Starting at the line that contains "Parse this chart and return its data as JSON.", copy each line through the final one exactly as written.

┄┄┄┄┄┄

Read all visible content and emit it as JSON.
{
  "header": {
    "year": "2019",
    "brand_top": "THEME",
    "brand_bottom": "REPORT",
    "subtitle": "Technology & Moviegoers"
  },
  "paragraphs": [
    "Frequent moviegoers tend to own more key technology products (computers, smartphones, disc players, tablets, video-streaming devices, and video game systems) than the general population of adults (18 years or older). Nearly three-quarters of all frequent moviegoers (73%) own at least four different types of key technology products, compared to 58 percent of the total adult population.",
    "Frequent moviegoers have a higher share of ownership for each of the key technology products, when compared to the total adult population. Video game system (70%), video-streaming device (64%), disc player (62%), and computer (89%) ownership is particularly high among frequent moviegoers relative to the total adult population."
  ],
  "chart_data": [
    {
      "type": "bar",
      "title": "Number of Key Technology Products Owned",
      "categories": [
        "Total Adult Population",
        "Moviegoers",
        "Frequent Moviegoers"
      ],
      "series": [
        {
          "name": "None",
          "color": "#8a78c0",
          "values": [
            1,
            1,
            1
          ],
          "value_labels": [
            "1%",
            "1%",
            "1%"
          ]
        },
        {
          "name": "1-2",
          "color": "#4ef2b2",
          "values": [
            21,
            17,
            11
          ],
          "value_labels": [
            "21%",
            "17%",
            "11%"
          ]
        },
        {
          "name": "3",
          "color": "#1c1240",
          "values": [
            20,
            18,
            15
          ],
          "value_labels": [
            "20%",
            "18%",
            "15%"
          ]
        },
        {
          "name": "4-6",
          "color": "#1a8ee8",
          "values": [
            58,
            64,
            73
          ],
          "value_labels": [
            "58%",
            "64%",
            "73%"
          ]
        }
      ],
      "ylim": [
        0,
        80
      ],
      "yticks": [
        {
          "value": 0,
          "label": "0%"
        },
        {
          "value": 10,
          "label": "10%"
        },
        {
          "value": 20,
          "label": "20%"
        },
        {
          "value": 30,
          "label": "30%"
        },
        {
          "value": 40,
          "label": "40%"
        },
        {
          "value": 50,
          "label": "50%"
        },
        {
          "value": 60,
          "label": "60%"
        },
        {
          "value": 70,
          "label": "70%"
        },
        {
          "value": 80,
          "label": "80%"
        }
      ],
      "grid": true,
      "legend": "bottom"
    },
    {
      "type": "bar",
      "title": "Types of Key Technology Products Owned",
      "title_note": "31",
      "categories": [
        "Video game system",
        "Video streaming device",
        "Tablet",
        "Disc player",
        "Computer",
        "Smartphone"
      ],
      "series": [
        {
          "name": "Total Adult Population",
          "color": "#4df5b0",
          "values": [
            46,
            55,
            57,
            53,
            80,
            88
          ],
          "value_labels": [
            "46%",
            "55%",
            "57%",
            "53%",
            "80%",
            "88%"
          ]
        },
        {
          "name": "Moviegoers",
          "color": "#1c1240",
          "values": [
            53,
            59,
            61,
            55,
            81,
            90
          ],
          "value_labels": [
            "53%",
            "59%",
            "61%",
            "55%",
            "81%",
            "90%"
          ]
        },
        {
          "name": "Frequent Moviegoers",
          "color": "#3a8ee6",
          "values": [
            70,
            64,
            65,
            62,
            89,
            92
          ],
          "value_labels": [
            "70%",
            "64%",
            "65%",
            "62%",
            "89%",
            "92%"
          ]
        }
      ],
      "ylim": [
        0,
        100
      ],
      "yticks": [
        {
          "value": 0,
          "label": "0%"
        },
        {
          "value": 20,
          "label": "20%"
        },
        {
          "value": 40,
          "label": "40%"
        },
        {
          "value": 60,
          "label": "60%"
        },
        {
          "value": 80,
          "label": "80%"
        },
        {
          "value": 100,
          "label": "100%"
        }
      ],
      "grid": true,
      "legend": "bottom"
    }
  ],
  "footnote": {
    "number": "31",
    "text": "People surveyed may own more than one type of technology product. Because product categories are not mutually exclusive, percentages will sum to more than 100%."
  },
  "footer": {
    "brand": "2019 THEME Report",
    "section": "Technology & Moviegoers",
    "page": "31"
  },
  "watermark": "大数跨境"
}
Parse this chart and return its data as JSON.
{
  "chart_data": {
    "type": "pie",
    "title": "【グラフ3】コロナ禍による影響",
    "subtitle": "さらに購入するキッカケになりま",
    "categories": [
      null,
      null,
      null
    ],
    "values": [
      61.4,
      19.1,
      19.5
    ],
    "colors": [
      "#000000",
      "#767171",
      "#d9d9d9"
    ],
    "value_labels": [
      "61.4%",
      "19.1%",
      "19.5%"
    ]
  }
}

┄┄┄┄┄┄

OUTPUT OF THE EXERCISE:
Parse this chart and return its data as JSON.
{
  "chart_data": {
    "type": "pie",
    "title": "【グラフ3】コロナ禍による影響",
    "subtitle": "さらに購入するキッカケになりま",
    "categories": [
      null,
      null,
      null
    ],
    "values": [
      61.4,
      19.1,
      19.5
    ],
    "colors": [
      "#000000",
      "#767171",
      "#d9d9d9"
    ],
    "value_labels": [
      "61.4%",
      "19.1%",
      "19.5%"
    ]
  }
}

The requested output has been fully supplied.